***** Extracted text

Salon 005
15th July 2025
The fifth Salon of Doubt will start at 18:00 pm
Address: The Art Workers’ Guild, 6 Queen Square, London WC1N 3AT
Further details of this event will be available shortly.
To reserve Tickets please click HERE
The Salon of Doubt was up until now a free event, you could reserve a seat via an eventbrite link, the evening was always popular and sold out very quickly. Unfortunately, quite a large proportion of people who reserved seats never turned up on the night and as such people who really wanted to attend the evening didnt get a place whilst there were many empty seats in the hall.
Hopefully this new policy might deter people from booking and not attending. The funds from ticket sales will go towards the Art Workers’ Guild Outreach department and will be used to fund future projects with our community.
SPEAKERS:
Click on name or photo to be taken to the speaker’s website.
Jade Chanel P

Jade Chanel P is a tattoo artist living and working in London. She is not a Brother of the Art Workers’ Guild.
In her own words.
Hi! I’m Jade, a tattoo artist based in East London, celebrated for my intricate fine-line black and grey designs that exude precision and a delicate, feminine aesthetic. My artistic journey began in 2015 with an apprenticeship at Lowrider Tattoo in Bethnal Green. I am the founder of Vaporwave Tattoo est 2018, a vibrant and inclusive studio, which I recently closed. The studio reflected my personal style, drawing inspiration from my 90s upbringing, and served as a creative hub for essentially for women to flourish. My commitment to fostering a supportive space underscores my dedication to both my craft and the tattoo community.
I will be speaking about ‘Breaking the Ink Ceiling: Misogyny in the Male-Dominated Tattoo Industry’
Sally Pollitzer

The pursuit of colour through paint and glass - a long , unresolved journey.

**********

→ Set problem a
Copy the passage of the Salon of Doubt page between "To reserve Tickets" and "with our community.", inclusive.

***** Working data

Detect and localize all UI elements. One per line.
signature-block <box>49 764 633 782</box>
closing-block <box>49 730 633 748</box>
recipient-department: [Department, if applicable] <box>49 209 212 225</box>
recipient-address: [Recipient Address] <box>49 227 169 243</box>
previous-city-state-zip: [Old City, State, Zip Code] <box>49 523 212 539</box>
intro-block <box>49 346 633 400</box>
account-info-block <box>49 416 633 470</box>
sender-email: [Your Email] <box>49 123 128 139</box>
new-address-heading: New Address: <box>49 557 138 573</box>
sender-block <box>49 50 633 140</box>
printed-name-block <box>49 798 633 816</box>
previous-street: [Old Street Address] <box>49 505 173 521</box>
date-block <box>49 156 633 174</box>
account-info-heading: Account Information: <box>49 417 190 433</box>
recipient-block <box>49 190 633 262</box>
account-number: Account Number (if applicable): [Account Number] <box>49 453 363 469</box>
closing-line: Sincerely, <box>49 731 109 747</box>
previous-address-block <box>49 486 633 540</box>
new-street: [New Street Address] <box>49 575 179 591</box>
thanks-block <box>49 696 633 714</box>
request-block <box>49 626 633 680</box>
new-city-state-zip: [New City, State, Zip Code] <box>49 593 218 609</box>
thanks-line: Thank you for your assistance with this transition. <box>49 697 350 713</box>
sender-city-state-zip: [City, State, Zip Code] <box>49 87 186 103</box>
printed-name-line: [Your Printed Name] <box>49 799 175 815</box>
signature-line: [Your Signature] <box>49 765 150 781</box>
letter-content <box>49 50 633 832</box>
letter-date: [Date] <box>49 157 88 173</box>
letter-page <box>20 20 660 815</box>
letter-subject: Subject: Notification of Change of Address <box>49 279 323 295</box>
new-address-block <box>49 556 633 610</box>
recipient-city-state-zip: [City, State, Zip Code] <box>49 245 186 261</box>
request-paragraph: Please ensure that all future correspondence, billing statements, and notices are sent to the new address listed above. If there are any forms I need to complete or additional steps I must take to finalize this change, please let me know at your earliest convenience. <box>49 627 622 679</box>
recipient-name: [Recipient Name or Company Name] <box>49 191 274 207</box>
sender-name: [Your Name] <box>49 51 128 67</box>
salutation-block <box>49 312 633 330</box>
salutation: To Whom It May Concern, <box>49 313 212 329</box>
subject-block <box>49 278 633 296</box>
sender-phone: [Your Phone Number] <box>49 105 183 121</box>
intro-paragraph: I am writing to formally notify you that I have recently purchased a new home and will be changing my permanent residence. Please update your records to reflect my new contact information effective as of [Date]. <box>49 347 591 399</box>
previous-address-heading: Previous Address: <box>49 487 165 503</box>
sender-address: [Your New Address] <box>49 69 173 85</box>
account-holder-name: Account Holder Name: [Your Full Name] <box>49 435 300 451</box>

**********

→ Set problem b
Arrange the lines of the extracted entries as a numbered list, skipping blank lines. Include only the lines between the first line of the entries and the line holding "date-block <box>49 156 633 174</box>", inclusive.

→ Expected output a
To reserve Tickets please click HERE
The Salon of Doubt was up until now a free event, you could reserve a seat via an eventbrite link, the evening was always popular and sold out very quickly. Unfortunately, quite a large proportion of people who reserved seats never turned up on the night and as such people who really wanted to attend the evening didnt get a place whilst there were many empty seats in the hall.
Hopefully this new policy might deter people from booking and not attending. The funds from ticket sales will go towards the Art Workers’ Guild Outreach department and will be used to fund future projects with our community.

→ Expected output b
1. Detect and localize all UI elements. One per line.
2. signature-block <box>49 764 633 782</box>
3. closing-block <box>49 730 633 748</box>
4. recipient-department: [Department, if applicable] <box>49 209 212 225</box>
5. recipient-address: [Recipient Address] <box>49 227 169 243</box>
6. previous-city-state-zip: [Old City, State, Zip Code] <box>49 523 212 539</box>
7. intro-block <box>49 346 633 400</box>
8. account-info-block <box>49 416 633 470</box>
9. sender-email: [Your Email] <box>49 123 128 139</box>
10. new-address-heading: New Address: <box>49 557 138 573</box>
11. sender-block <box>49 50 633 140</box>
12. printed-name-block <box>49 798 633 816</box>
13. previous-street: [Old Street Address] <box>49 505 173 521</box>
14. date-block <box>49 156 633 174</box>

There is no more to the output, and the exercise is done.